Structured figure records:

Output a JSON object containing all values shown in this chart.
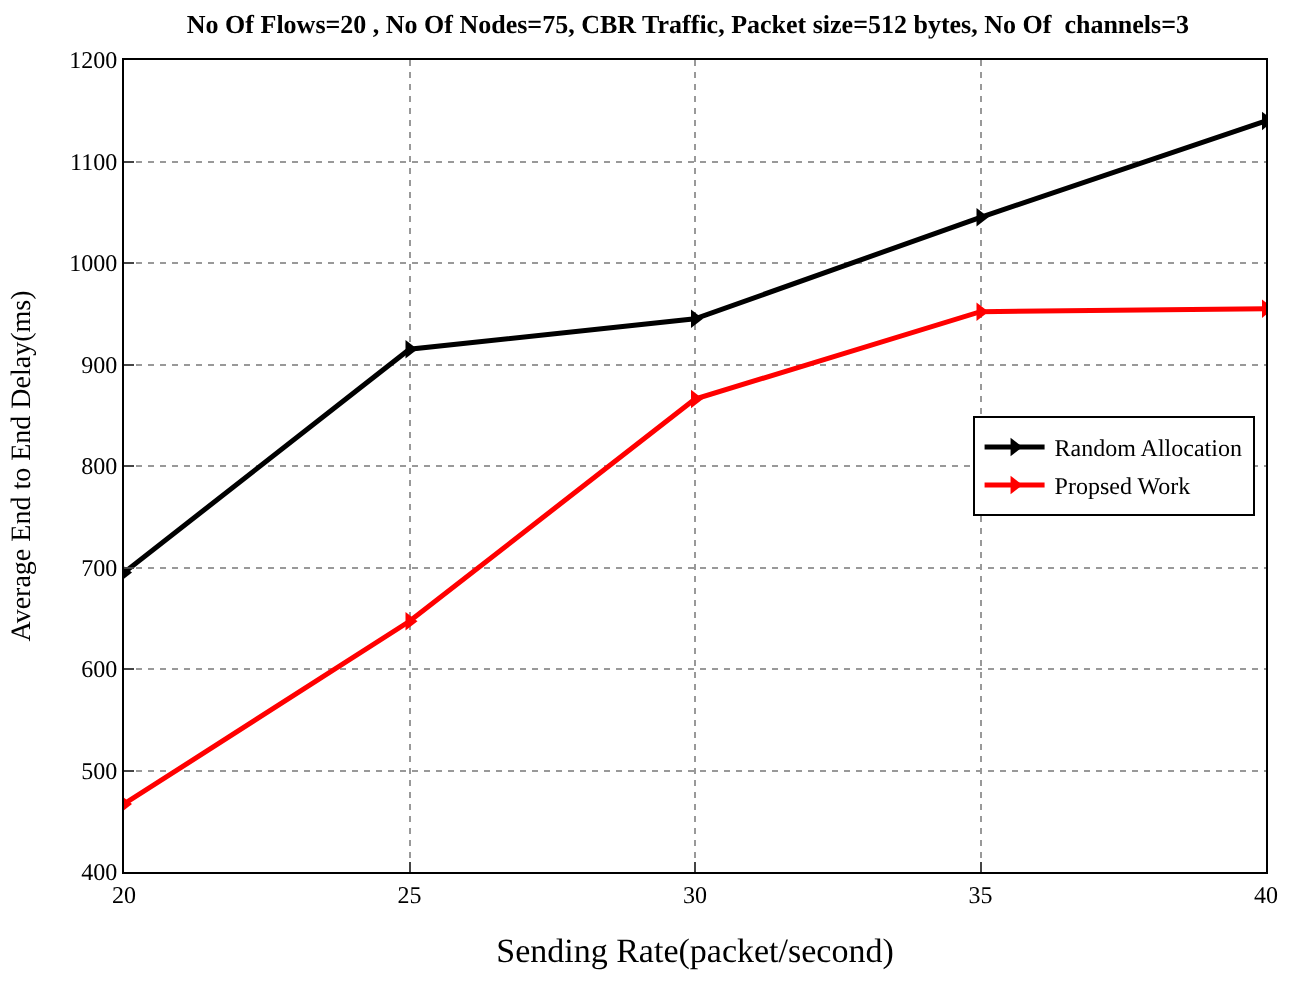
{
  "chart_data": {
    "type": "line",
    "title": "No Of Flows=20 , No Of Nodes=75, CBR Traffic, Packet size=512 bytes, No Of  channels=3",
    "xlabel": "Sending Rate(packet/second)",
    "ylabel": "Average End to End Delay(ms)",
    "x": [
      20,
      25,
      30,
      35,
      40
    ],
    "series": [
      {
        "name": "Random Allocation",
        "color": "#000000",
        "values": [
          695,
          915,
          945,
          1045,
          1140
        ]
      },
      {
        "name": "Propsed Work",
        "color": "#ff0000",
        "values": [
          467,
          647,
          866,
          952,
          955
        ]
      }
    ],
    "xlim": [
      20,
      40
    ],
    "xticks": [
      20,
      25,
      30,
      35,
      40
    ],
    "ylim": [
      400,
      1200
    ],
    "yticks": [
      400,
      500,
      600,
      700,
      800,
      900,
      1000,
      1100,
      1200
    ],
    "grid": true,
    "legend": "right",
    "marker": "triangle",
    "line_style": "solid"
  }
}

STATED PROBLEM:
In the material above, show every line where the word "name" turns up.

PROBLEM SOLUTION:
        "name": "Random Allocation",
        "name": "Propsed Work",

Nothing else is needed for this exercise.